◆ Task directions
Work out the number of lines in the listing that include the string "première". Reply with that number alone.

◆ Provided entries
##############################

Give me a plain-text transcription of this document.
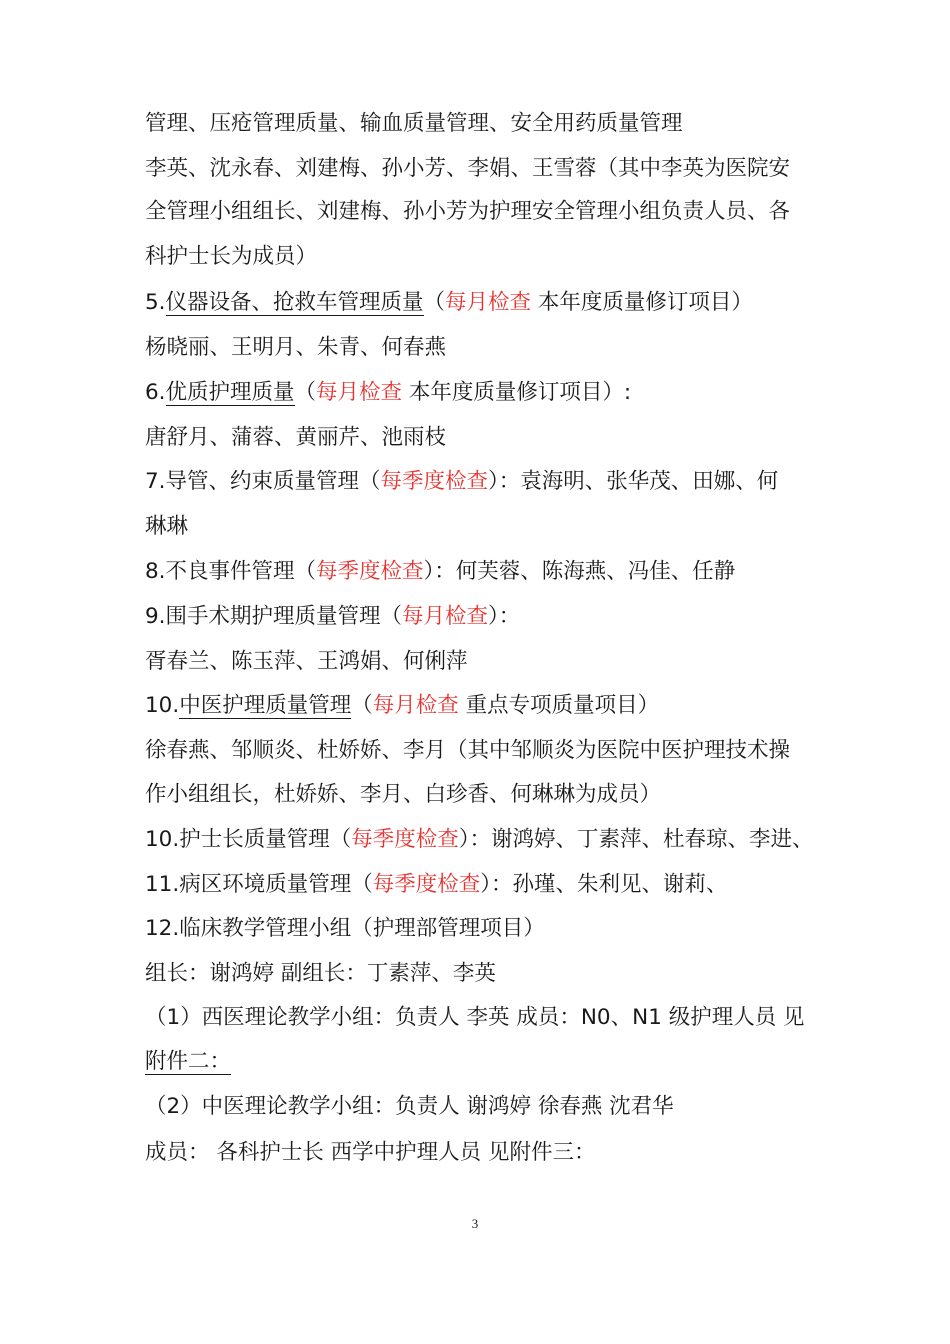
管理、压疮管理质量、输血质量管理、安全用药质量管理
李英、沈永春、刘建梅、孙小芳、李娟、王雪蓉（其中李英为医院安
全管理小组组长、刘建梅、孙小芳为护理安全管理小组负责人员、各
科护士长为成员）
5.仪器设备、抢救车管理质量（每月检查 本年度质量修订项目）
杨晓丽、王明月、朱青、何春燕
6.优质护理质量（每月检查 本年度质量修订项目）:
唐舒月、蒲蓉、黄丽芹、池雨枝
7.导管、约束质量管理（每季度检查）：袁海明、张华茂、田娜、何
琳琳
8.不良事件管理（每季度检查）：何芙蓉、陈海燕、冯佳、任静
9.围手术期护理质量管理（每月检查）：
胥春兰、陈玉萍、王鸿娟、何俐萍
10.中医护理质量管理（每月检查 重点专项质量项目）
徐春燕、邹顺炎、杜娇娇、李月（其中邹顺炎为医院中医护理技术操
作小组组长，杜娇娇、李月、白珍香、何琳琳为成员）
10.护士长质量管理（每季度检查）：谢鸿婷、丁素萍、杜春琼、李进、
11.病区环境质量管理（每季度检查）：孙瑾、朱利见、谢莉、
12.临床教学管理小组（护理部管理项目）
组长：谢鸿婷 副组长：丁素萍、李英
（1）西医理论教学小组：负责人 李英 成员：N0、N1 级护理人员 见
附件二：
（2）中医理论教学小组：负责人 谢鸿婷 徐春燕 沈君华
成员： 各科护士长 西学中护理人员 见附件三：
3
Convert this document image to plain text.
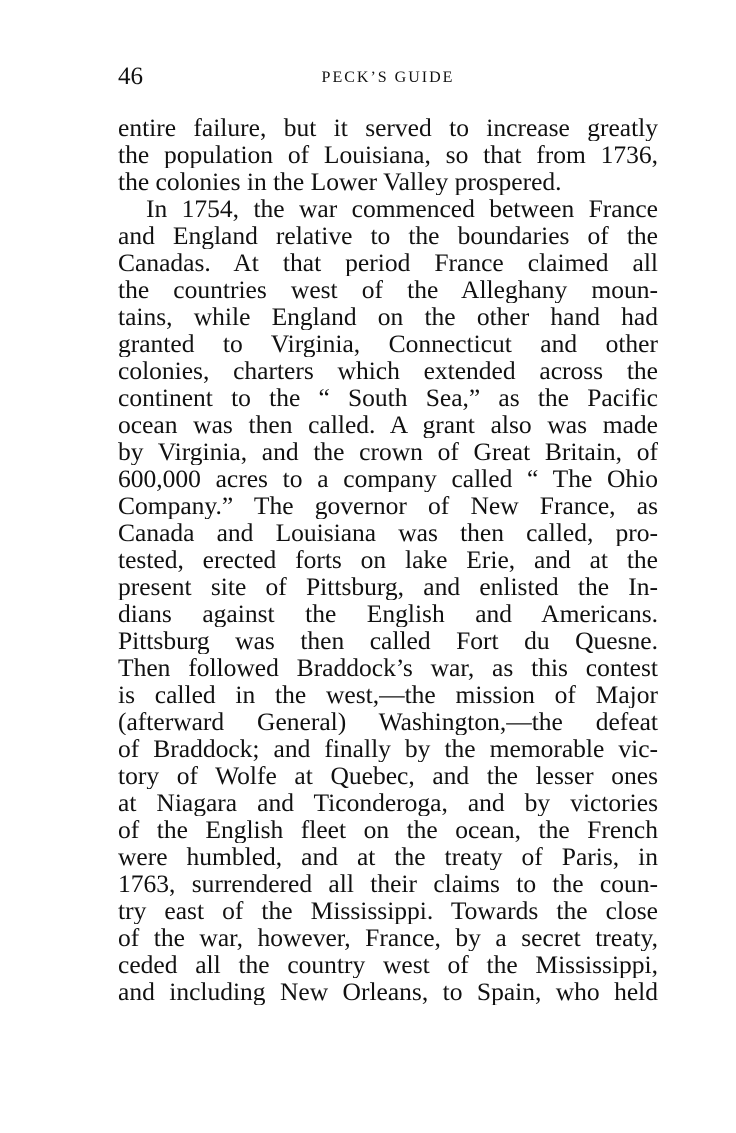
46	PECK’S GUIDE
entire failure, but it served to increase greatly
the population of Louisiana, so that from 1736,
the colonies in the Lower Valley prospered.
In 1754, the war commenced between France
and England relative to the boundaries of the
Canadas. At that period France claimed all
the countries west of the Alleghany moun-
tains, while England on the other hand had
granted to Virginia, Connecticut and other
colonies, charters which extended across the
continent to the “ South Sea,” as the Pacific
ocean was then called. A grant also was made
by Virginia, and the crown of Great Britain, of
600,000 acres to a company called “ The Ohio
Company.” The governor of New France, as
Canada and Louisiana was then called, pro-
tested, erected forts on lake Erie, and at the
present site of Pittsburg, and enlisted the In-
dians against the English and Americans.
Pittsburg was then called Fort du Quesne.
Then followed Braddock’s war, as this contest
is called in the west,—the mission of Major
(afterward General) Washington,—the defeat
of Braddock; and finally by the memorable vic-
tory of Wolfe at Quebec, and the lesser ones
at Niagara and Ticonderoga, and by victories
of the English fleet on the ocean, the French
were humbled, and at the treaty of Paris, in
1763, surrendered all their claims to the coun-
try east of the Mississippi. Towards the close
of the war, however, France, by a secret treaty,
ceded all the country west of the Mississippi,
and including New Orleans, to Spain, who held
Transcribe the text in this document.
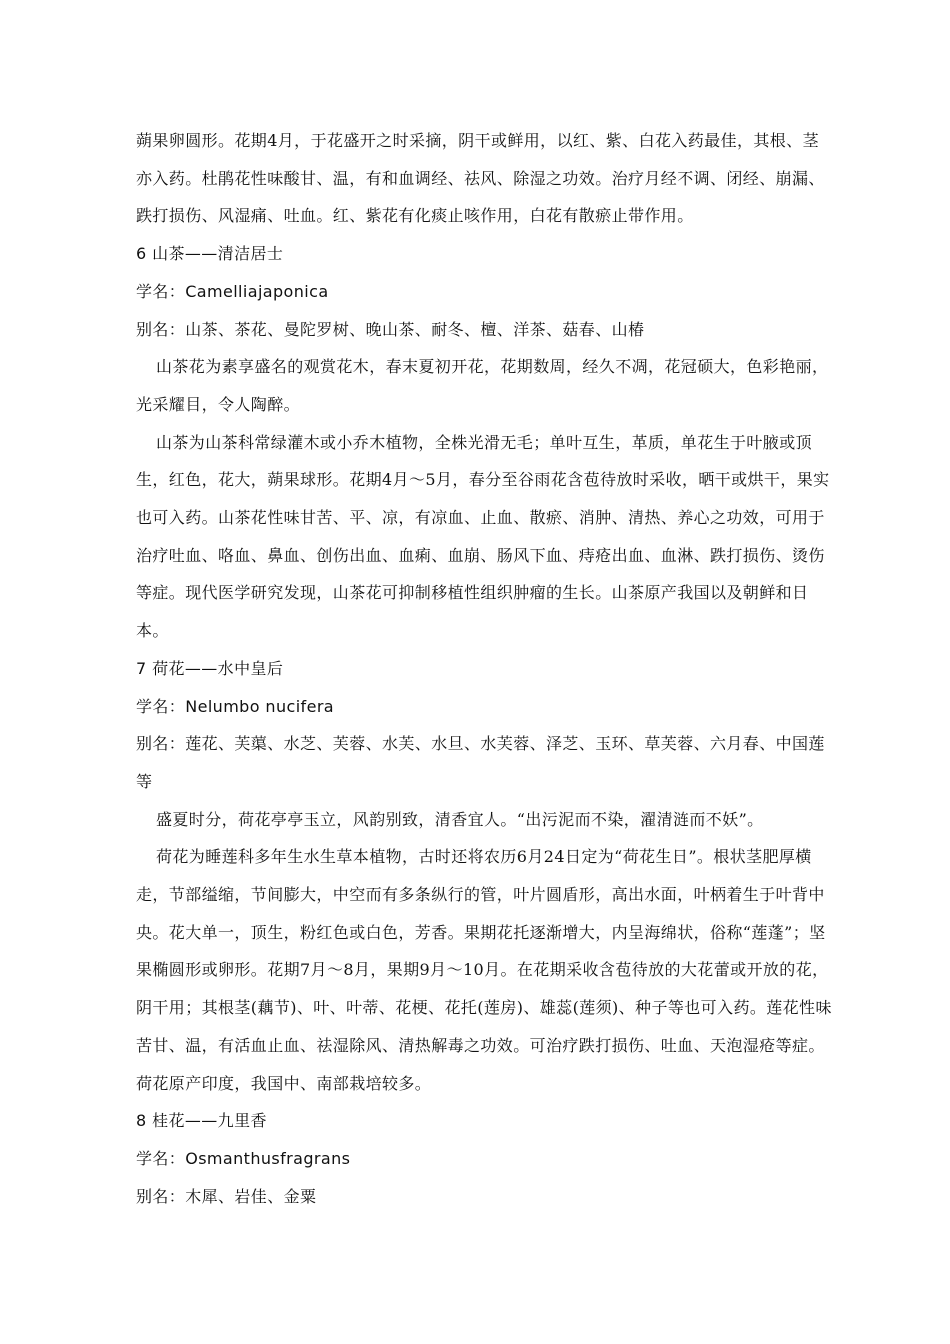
蒴果卵圆形。花期4月，于花盛开之时采摘，阴干或鲜用，以红、紫、白花入药最佳，其根、茎亦入药。杜鹃花性味酸甘、温，有和血调经、祛风、除湿之功效。治疗月经不调、闭经、崩漏、跌打损伤、风湿痛、吐血。红、紫花有化痰止咳作用，白花有散瘀止带作用。

6 山茶——清洁居士

学名：Camelliajaponica

别名：山茶、茶花、曼陀罗树、晚山茶、耐冬、檀、洋茶、菇春、山椿

山茶花为素享盛名的观赏花木，春末夏初开花，花期数周，经久不凋，花冠硕大，色彩艳丽，光采耀目，令人陶醉。

山茶为山茶科常绿灌木或小乔木植物，全株光滑无毛；单叶互生，革质，单花生于叶腋或顶生，红色，花大，蒴果球形。花期4月～5月，春分至谷雨花含苞待放时采收，晒干或烘干，果实也可入药。山茶花性味甘苦、平、凉，有凉血、止血、散瘀、消肿、清热、养心之功效，可用于治疗吐血、咯血、鼻血、创伤出血、血痢、血崩、肠风下血、痔疮出血、血淋、跌打损伤、烫伤等症。现代医学研究发现，山茶花可抑制移植性组织肿瘤的生长。山茶原产我国以及朝鲜和日本。

7 荷花——水中皇后

学名：Nelumbo nucifera

别名：莲花、芙蕖、水芝、芙蓉、水芙、水旦、水芙蓉、泽芝、玉环、草芙蓉、六月春、中国莲等

盛夏时分，荷花亭亭玉立，风韵别致，清香宜人。“出污泥而不染，濯清涟而不妖”。

荷花为睡莲科多年生水生草本植物，古时还将农历6月24日定为“荷花生日”。根状茎肥厚横走，节部缢缩，节间膨大，中空而有多条纵行的管，叶片圆盾形，高出水面，叶柄着生于叶背中央。花大单一，顶生，粉红色或白色，芳香。果期花托逐渐增大，内呈海绵状，俗称“莲蓬”；坚果椭圆形或卵形。花期7月～8月，果期9月～10月。在花期采收含苞待放的大花蕾或开放的花，阴干用；其根茎(藕节)、叶、叶蒂、花梗、花托(莲房)、雄蕊(莲须)、种子等也可入药。莲花性味苦甘、温，有活血止血、祛湿除风、清热解毒之功效。可治疗跌打损伤、吐血、天泡湿疮等症。荷花原产印度，我国中、南部栽培较多。

8 桂花——九里香

学名：Osmanthusfragrans

别名：木犀、岩佳、金粟
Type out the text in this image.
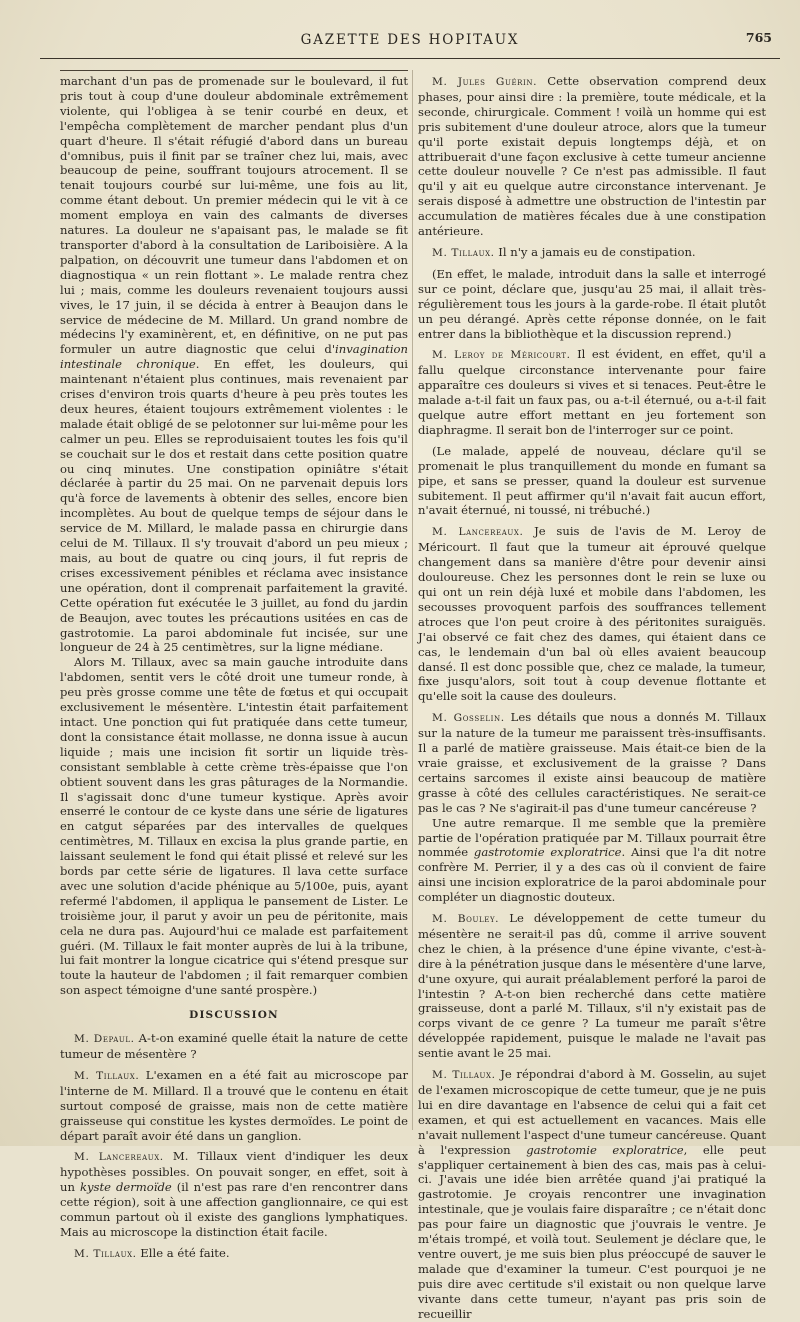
GAZETTE DES HOPITAUX	765

marchant d'un pas de promenade sur le boulevard, il fut pris tout à coup d'une douleur abdominale extrêmement violente, qui l'obligea à se tenir courbé en deux, et l'empêcha complètement de marcher pendant plus d'un quart d'heure. Il s'était réfugié d'abord dans un bureau d'omnibus, puis il finit par se traîner chez lui, mais, avec beaucoup de peine, souffrant toujours atrocement. Il se tenait toujours courbé sur lui-même, une fois au lit, comme étant debout. Un premier médecin qui le vit à ce moment employa en vain des calmants de diverses natures. La douleur ne s'apaisant pas, le malade se fit transporter d'abord à la consultation de Lariboisière. A la palpation, on découvrit une tumeur dans l'abdomen et on diagnostiqua « un rein flottant ». Le malade rentra chez lui ; mais, comme les douleurs revenaient toujours aussi vives, le 17 juin, il se décida à entrer à Beaujon dans le service de médecine de M. Millard. Un grand nombre de médecins l'y examinèrent, et, en définitive, on ne put pas formuler un autre diagnostic que celui d'invagination intestinale chronique. En effet, les douleurs, qui maintenant n'étaient plus continues, mais revenaient par crises d'environ trois quarts d'heure à peu près toutes les deux heures, étaient toujours extrêmement violentes : le malade était obligé de se pelotonner sur lui-même pour les calmer un peu. Elles se reproduisaient toutes les fois qu'il se couchait sur le dos et restait dans cette position quatre ou cinq minutes. Une constipation opiniâtre s'était déclarée à partir du 25 mai. On ne parvenait depuis lors qu'à force de lavements à obtenir des selles, encore bien incomplètes. Au bout de quelque temps de séjour dans le service de M. Millard, le malade passa en chirurgie dans celui de M. Tillaux. Il s'y trouvait d'abord un peu mieux ; mais, au bout de quatre ou cinq jours, il fut repris de crises excessivement pénibles et réclama avec insistance une opération, dont il comprenait parfaitement la gravité. Cette opération fut exécutée le 3 juillet, au fond du jardin de Beaujon, avec toutes les précautions usitées en cas de gastrotomie. La paroi abdominale fut incisée, sur une longueur de 24 à 25 centimètres, sur la ligne médiane.

Alors M. Tillaux, avec sa main gauche introduite dans l'abdomen, sentit vers le côté droit une tumeur ronde, à peu près grosse comme une tête de fœtus et qui occupait exclusivement le mésentère. L'intestin était parfaitement intact. Une ponction qui fut pratiquée dans cette tumeur, dont la consistance était mollasse, ne donna issue à aucun liquide ; mais une incision fit sortir un liquide très-consistant semblable à cette crème très-épaisse que l'on obtient souvent dans les gras pâturages de la Normandie. Il s'agissait donc d'une tumeur kystique. Après avoir enserré le contour de ce kyste dans une série de ligatures en catgut séparées par des intervalles de quelques centimètres, M. Tillaux en excisa la plus grande partie, en laissant seulement le fond qui était plissé et relevé sur les bords par cette série de ligatures. Il lava cette surface avec une solution d'acide phénique au 5/100e, puis, ayant refermé l'abdomen, il appliqua le pansement de Lister. Le troisième jour, il parut y avoir un peu de péritonite, mais cela ne dura pas. Aujourd'hui ce malade est parfaitement guéri. (M. Tillaux le fait monter auprès de lui à la tribune, lui fait montrer la longue cicatrice qui s'étend presque sur toute la hauteur de l'abdomen ; il fait remarquer combien son aspect témoigne d'une santé prospère.)

DISCUSSION

M. Depaul. A-t-on examiné quelle était la nature de cette tumeur de mésentère ?

M. Tillaux. L'examen en a été fait au microscope par l'interne de M. Millard. Il a trouvé que le contenu en était surtout composé de graisse, mais non de cette matière graisseuse qui constitue les kystes dermoïdes. Le point de départ paraît avoir été dans un ganglion.

M. Lancereaux. M. Tillaux vient d'indiquer les deux hypothèses possibles. On pouvait songer, en effet, soit à un kyste dermoïde (il n'est pas rare d'en rencontrer dans cette région), soit à une affection ganglionnaire, ce qui est commun partout où il existe des ganglions lymphatiques. Mais au microscope la distinction était facile.

M. Tillaux. Elle a été faite.

M. Jules Guérin. Cette observation comprend deux phases, pour ainsi dire : la première, toute médicale, et la seconde, chirurgicale. Comment ! voilà un homme qui est pris subitement d'une douleur atroce, alors que la tumeur qu'il porte existait depuis longtemps déjà, et on attribuerait d'une façon exclusive à cette tumeur ancienne cette douleur nouvelle ? Ce n'est pas admissible. Il faut qu'il y ait eu quelque autre circonstance intervenant. Je serais disposé à admettre une obstruction de l'intestin par accumulation de matières fécales due à une constipation antérieure.

M. Tillaux. Il n'y a jamais eu de constipation.

(En effet, le malade, introduit dans la salle et interrogé sur ce point, déclare que, jusqu'au 25 mai, il allait très-régulièrement tous les jours à la garde-robe. Il était plutôt un peu dérangé. Après cette réponse donnée, on le fait entrer dans la bibliothèque et la discussion reprend.)

M. Leroy de Méricourt. Il est évident, en effet, qu'il a fallu quelque circonstance intervenante pour faire apparaître ces douleurs si vives et si tenaces. Peut-être le malade a-t-il fait un faux pas, ou a-t-il éternué, ou a-t-il fait quelque autre effort mettant en jeu fortement son diaphragme. Il serait bon de l'interroger sur ce point.

(Le malade, appelé de nouveau, déclare qu'il se promenait le plus tranquillement du monde en fumant sa pipe, et sans se presser, quand la douleur est survenue subitement. Il peut affirmer qu'il n'avait fait aucun effort, n'avait éternué, ni toussé, ni trébuché.)

M. Lancereaux. Je suis de l'avis de M. Leroy de Méricourt. Il faut que la tumeur ait éprouvé quelque changement dans sa manière d'être pour devenir ainsi douloureuse. Chez les personnes dont le rein se luxe ou qui ont un rein déjà luxé et mobile dans l'abdomen, les secousses provoquent parfois des souffrances tellement atroces que l'on peut croire à des péritonites suraiguës. J'ai observé ce fait chez des dames, qui étaient dans ce cas, le lendemain d'un bal où elles avaient beaucoup dansé. Il est donc possible que, chez ce malade, la tumeur, fixe jusqu'alors, soit tout à coup devenue flottante et qu'elle soit la cause des douleurs.

M. Gosselin. Les détails que nous a donnés M. Tillaux sur la nature de la tumeur me paraissent très-insuffisants. Il a parlé de matière graisseuse. Mais était-ce bien de la vraie graisse, et exclusivement de la graisse ? Dans certains sarcomes il existe ainsi beaucoup de matière grasse à côté des cellules caractéristiques. Ne serait-ce pas le cas ? Ne s'agirait-il pas d'une tumeur cancéreuse ?

Une autre remarque. Il me semble que la première partie de l'opération pratiquée par M. Tillaux pourrait être nommée gastrotomie exploratrice. Ainsi que l'a dit notre confrère M. Perrier, il y a des cas où il convient de faire ainsi une incision exploratrice de la paroi abdominale pour compléter un diagnostic douteux.

M. Bouley. Le développement de cette tumeur du mésentère ne serait-il pas dû, comme il arrive souvent chez le chien, à la présence d'une épine vivante, c'est-à-dire à la pénétration jusque dans le mésentère d'une larve, d'une oxyure, qui aurait préalablement perforé la paroi de l'intestin ? A-t-on bien recherché dans cette matière graisseuse, dont a parlé M. Tillaux, s'il n'y existait pas de corps vivant de ce genre ? La tumeur me paraît s'être développée rapidement, puisque le malade ne l'avait pas sentie avant le 25 mai.

M. Tillaux. Je répondrai d'abord à M. Gosselin, au sujet de l'examen microscopique de cette tumeur, que je ne puis lui en dire davantage en l'absence de celui qui a fait cet examen, et qui est actuellement en vacances. Mais elle n'avait nullement l'aspect d'une tumeur cancéreuse. Quant à l'expression gastrotomie exploratrice, elle peut s'appliquer certainement à bien des cas, mais pas à celui-ci. J'avais une idée bien arrêtée quand j'ai pratiqué la gastrotomie. Je croyais rencontrer une invagination intestinale, que je voulais faire disparaître ; ce n'était donc pas pour faire un diagnostic que j'ouvrais le ventre. Je m'étais trompé, et voilà tout. Seulement je déclare que, le ventre ouvert, je me suis bien plus préoccupé de sauver le malade que d'examiner la tumeur. C'est pourquoi je ne puis dire avec certitude s'il existait ou non quelque larve vivante dans cette tumeur, n'ayant pas pris soin de recueillir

##############################

◆ Task output
2